Dataset rows about figures
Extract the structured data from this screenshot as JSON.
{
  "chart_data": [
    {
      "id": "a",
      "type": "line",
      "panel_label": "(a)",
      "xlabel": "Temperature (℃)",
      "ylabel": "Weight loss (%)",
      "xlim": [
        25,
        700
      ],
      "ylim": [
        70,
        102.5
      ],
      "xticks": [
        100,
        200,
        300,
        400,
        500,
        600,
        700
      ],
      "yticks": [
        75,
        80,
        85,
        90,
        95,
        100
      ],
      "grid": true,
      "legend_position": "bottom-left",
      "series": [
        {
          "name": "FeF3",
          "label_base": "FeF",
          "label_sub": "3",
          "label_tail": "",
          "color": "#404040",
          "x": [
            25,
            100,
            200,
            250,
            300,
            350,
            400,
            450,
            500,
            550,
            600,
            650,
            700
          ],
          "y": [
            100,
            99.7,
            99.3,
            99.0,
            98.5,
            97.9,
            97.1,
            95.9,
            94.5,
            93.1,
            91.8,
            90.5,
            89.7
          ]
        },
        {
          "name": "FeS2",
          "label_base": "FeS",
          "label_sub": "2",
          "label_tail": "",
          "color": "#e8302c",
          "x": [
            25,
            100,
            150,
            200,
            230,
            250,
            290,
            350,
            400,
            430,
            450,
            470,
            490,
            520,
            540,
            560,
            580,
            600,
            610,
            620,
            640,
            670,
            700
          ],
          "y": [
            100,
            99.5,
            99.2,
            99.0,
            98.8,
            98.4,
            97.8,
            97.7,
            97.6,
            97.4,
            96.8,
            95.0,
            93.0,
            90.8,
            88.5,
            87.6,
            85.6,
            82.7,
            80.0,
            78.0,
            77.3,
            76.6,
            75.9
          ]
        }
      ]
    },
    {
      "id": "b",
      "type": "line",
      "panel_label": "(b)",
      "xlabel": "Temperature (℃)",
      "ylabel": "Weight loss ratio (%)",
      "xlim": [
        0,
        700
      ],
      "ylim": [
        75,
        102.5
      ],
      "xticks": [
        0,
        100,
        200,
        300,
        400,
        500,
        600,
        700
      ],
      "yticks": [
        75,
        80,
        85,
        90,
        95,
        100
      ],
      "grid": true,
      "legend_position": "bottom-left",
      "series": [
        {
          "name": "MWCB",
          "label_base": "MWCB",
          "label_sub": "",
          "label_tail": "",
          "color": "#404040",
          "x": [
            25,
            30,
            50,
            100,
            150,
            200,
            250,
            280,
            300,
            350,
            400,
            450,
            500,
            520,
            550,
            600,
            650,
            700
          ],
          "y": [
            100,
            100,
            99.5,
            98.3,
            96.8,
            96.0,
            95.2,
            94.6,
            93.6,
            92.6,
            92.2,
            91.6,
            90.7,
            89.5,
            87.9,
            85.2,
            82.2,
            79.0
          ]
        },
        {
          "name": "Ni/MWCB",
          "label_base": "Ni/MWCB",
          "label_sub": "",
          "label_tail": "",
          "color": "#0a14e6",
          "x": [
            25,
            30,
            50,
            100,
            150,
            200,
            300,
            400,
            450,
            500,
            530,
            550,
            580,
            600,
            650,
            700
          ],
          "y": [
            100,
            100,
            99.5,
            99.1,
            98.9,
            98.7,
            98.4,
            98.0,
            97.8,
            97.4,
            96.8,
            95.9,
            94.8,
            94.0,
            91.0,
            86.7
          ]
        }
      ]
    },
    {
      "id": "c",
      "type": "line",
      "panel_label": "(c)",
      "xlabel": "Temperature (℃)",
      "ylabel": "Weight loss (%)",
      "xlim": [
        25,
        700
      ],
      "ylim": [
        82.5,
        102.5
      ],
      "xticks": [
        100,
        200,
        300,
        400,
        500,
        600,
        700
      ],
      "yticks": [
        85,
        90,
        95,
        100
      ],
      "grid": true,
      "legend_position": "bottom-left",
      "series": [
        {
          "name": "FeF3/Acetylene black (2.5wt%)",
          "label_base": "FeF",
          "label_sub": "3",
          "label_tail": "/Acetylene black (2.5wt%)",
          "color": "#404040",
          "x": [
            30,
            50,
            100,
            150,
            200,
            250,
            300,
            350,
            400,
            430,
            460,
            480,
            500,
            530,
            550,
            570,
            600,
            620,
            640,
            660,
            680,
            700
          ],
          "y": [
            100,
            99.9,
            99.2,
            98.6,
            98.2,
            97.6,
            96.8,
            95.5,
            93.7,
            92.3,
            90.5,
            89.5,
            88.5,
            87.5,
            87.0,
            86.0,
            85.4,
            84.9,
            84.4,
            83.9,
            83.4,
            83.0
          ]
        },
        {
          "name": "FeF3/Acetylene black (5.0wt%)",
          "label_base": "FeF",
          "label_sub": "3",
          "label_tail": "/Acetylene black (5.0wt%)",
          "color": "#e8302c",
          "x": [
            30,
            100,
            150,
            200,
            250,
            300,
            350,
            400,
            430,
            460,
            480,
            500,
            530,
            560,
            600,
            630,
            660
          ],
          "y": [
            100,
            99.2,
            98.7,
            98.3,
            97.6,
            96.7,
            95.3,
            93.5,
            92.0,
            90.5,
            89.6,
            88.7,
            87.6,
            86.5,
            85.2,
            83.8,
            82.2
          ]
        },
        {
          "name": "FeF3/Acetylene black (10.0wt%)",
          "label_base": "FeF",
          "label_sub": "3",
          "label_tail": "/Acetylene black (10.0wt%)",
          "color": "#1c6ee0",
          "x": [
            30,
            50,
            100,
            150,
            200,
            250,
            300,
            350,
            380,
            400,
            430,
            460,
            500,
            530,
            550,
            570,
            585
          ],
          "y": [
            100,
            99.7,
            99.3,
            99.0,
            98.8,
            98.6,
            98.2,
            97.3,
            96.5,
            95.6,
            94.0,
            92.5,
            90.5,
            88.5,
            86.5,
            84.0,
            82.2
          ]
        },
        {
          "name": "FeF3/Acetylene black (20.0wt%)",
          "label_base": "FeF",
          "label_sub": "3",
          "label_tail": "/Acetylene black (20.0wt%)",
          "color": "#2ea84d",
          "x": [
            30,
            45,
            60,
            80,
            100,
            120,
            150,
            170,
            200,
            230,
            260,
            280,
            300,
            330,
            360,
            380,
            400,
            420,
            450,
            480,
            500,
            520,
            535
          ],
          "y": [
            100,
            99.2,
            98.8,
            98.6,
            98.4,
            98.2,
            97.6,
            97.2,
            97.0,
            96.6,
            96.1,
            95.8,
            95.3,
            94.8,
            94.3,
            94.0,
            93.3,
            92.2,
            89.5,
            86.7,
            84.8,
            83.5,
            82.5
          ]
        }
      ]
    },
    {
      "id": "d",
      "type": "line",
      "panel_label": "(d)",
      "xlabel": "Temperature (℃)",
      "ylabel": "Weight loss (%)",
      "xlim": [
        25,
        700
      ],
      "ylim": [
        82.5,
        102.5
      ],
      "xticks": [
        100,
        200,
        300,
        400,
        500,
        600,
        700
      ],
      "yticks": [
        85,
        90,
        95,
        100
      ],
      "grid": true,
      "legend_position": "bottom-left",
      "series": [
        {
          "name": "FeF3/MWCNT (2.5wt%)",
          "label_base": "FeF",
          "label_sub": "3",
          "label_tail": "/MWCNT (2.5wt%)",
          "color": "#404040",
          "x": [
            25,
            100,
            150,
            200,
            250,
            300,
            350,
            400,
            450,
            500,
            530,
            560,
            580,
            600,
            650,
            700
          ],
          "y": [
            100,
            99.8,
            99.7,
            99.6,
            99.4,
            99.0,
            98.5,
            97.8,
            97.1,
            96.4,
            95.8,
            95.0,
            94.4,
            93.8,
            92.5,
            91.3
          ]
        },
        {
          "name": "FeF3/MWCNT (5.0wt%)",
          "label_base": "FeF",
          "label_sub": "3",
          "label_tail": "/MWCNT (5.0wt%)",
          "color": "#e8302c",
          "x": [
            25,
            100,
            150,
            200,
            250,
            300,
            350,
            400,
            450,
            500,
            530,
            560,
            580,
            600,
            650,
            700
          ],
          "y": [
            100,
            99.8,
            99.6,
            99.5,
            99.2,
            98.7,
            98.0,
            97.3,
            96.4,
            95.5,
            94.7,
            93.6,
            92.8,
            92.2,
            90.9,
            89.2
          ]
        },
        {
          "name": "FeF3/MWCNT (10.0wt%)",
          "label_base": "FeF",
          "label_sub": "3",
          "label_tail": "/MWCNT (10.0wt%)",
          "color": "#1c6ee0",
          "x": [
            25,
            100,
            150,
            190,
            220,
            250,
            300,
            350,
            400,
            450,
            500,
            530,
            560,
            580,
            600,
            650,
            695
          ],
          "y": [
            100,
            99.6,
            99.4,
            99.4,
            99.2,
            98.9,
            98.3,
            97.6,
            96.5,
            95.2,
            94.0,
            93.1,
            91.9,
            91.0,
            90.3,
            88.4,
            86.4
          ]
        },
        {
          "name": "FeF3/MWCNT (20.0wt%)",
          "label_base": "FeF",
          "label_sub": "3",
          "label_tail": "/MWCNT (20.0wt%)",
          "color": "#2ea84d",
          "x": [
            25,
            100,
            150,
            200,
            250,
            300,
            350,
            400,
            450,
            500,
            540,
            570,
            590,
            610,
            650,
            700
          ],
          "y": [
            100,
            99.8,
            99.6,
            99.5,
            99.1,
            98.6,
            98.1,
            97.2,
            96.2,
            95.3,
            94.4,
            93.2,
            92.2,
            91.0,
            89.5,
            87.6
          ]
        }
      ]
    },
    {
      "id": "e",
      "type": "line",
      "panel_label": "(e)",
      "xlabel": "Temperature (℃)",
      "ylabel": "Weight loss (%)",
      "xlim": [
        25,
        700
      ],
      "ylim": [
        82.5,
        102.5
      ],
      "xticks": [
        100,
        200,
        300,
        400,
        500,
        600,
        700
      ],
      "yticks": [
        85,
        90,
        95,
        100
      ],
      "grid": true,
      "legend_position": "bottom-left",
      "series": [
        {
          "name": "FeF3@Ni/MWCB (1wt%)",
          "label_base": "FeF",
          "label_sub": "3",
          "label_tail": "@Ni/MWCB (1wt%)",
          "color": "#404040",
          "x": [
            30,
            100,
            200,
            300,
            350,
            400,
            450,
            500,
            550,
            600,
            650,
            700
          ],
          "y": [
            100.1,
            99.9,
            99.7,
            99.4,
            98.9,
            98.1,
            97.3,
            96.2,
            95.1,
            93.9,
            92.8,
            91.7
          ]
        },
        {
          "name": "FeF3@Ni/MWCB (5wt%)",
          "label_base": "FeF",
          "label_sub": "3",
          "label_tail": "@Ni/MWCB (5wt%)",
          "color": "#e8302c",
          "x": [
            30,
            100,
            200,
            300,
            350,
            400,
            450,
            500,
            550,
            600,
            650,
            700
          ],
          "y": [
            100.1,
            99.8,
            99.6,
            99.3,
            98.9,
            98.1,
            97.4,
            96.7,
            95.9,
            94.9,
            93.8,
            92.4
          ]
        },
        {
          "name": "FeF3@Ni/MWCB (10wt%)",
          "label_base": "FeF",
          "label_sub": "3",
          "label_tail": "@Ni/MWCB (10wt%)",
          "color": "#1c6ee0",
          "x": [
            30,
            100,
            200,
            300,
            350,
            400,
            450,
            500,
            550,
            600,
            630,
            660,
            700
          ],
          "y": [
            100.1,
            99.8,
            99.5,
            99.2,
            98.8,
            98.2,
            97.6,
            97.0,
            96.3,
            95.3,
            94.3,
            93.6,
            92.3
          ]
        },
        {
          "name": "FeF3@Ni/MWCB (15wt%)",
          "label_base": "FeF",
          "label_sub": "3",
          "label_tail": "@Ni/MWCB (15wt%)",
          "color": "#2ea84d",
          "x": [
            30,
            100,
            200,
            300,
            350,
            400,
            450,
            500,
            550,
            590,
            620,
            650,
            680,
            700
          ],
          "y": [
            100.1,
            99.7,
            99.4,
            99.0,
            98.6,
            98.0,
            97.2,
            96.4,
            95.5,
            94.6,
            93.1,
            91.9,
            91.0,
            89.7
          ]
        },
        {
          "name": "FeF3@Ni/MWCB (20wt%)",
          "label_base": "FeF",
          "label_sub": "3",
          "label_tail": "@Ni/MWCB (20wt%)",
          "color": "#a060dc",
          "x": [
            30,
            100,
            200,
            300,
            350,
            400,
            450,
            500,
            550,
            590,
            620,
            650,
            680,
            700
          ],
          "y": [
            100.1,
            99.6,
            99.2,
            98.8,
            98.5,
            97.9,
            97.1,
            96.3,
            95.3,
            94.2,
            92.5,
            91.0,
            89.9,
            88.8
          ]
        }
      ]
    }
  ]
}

WRITTEN PROBLEM — Collect the lines of the data that carry the word "MWCNT".

COMPLETED EXERCISE —
          "name": "FeF3/MWCNT (2.5wt%)",
          "label_tail": "/MWCNT (2.5wt%)",
          "name": "FeF3/MWCNT (5.0wt%)",
          "label_tail": "/MWCNT (5.0wt%)",
          "name": "FeF3/MWCNT (10.0wt%)",
          "label_tail": "/MWCNT (10.0wt%)",
          "name": "FeF3/MWCNT (20.0wt%)",
          "label_tail": "/MWCNT (20.0wt%)",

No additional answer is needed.